STORED ROWS:
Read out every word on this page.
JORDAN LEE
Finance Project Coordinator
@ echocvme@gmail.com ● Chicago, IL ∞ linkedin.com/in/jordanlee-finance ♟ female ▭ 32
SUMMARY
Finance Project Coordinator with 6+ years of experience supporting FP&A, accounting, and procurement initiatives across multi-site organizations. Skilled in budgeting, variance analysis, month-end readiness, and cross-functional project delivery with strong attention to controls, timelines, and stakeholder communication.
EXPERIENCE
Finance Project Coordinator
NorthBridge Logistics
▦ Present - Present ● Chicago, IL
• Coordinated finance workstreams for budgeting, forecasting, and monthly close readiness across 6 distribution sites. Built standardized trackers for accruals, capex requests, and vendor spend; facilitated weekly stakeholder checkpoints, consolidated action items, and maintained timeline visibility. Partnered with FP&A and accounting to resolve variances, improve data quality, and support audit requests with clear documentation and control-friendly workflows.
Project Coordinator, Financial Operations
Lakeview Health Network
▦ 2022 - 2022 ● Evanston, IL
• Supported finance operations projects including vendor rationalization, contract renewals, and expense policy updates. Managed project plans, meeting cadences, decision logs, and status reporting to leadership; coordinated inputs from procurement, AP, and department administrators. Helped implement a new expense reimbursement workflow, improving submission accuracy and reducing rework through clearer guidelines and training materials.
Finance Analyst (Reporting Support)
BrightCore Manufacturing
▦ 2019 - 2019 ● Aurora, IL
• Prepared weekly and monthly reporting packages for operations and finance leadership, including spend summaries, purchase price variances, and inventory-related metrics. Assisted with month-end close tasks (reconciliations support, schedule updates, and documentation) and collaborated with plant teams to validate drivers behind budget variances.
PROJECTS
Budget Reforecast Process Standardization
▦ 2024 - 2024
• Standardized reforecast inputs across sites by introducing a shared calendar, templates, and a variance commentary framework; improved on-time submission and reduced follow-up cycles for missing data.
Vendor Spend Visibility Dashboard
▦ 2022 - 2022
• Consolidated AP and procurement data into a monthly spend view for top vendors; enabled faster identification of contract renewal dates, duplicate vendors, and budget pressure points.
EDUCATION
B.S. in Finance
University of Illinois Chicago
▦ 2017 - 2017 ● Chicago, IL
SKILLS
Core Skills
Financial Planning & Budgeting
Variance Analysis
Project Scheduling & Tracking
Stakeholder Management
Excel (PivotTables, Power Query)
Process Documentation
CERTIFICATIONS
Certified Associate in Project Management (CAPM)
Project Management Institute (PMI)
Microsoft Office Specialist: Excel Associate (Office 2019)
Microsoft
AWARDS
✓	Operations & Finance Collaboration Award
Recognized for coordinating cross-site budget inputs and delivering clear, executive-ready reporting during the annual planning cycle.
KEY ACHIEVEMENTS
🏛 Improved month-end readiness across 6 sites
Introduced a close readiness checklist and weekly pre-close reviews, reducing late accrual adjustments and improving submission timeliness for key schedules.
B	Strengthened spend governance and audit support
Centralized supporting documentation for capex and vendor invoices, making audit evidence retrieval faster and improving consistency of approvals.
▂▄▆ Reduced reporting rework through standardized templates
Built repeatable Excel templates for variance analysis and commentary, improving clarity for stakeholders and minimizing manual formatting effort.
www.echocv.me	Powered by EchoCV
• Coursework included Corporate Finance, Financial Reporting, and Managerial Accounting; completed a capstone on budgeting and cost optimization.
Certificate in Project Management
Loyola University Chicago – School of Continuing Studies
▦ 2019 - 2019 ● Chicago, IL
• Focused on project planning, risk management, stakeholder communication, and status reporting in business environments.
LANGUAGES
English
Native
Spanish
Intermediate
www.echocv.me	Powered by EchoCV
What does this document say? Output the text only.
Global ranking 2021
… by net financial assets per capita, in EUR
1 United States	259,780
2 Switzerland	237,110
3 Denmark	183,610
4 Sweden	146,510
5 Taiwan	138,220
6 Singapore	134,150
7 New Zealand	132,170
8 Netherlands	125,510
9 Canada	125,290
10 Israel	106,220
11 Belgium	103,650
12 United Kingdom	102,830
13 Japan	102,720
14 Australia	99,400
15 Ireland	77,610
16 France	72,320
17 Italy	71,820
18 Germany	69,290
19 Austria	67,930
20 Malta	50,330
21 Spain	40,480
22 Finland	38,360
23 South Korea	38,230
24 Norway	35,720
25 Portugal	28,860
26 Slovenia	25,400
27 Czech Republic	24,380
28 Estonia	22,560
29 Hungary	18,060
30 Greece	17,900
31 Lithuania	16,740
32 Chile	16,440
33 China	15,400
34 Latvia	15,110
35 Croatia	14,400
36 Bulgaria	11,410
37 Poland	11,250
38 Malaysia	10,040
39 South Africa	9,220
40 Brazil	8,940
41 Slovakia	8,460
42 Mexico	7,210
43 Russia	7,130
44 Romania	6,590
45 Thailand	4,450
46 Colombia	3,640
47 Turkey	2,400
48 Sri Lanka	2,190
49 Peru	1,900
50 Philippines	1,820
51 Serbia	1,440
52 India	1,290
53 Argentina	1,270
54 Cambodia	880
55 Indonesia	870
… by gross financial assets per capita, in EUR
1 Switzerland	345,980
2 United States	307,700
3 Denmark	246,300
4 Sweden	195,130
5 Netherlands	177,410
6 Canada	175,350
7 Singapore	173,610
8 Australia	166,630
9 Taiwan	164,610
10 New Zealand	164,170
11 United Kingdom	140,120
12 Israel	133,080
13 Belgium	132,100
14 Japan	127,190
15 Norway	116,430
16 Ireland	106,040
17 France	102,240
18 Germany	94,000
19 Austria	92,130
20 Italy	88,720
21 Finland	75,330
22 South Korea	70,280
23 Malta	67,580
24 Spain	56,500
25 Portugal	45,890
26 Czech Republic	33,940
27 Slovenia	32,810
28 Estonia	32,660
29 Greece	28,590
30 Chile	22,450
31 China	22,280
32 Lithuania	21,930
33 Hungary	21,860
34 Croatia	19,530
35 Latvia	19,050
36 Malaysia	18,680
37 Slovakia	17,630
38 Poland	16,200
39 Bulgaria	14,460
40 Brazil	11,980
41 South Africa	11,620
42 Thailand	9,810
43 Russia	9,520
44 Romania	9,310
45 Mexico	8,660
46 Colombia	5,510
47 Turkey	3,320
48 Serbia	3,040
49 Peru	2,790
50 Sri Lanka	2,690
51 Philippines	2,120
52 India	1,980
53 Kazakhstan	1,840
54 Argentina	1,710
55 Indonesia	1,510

DIRECTION:
Check each line above for "Singapore" and return the ones that have it.

RIGHT ANSWER:
6 Singapore	134,150
7 Singapore	173,610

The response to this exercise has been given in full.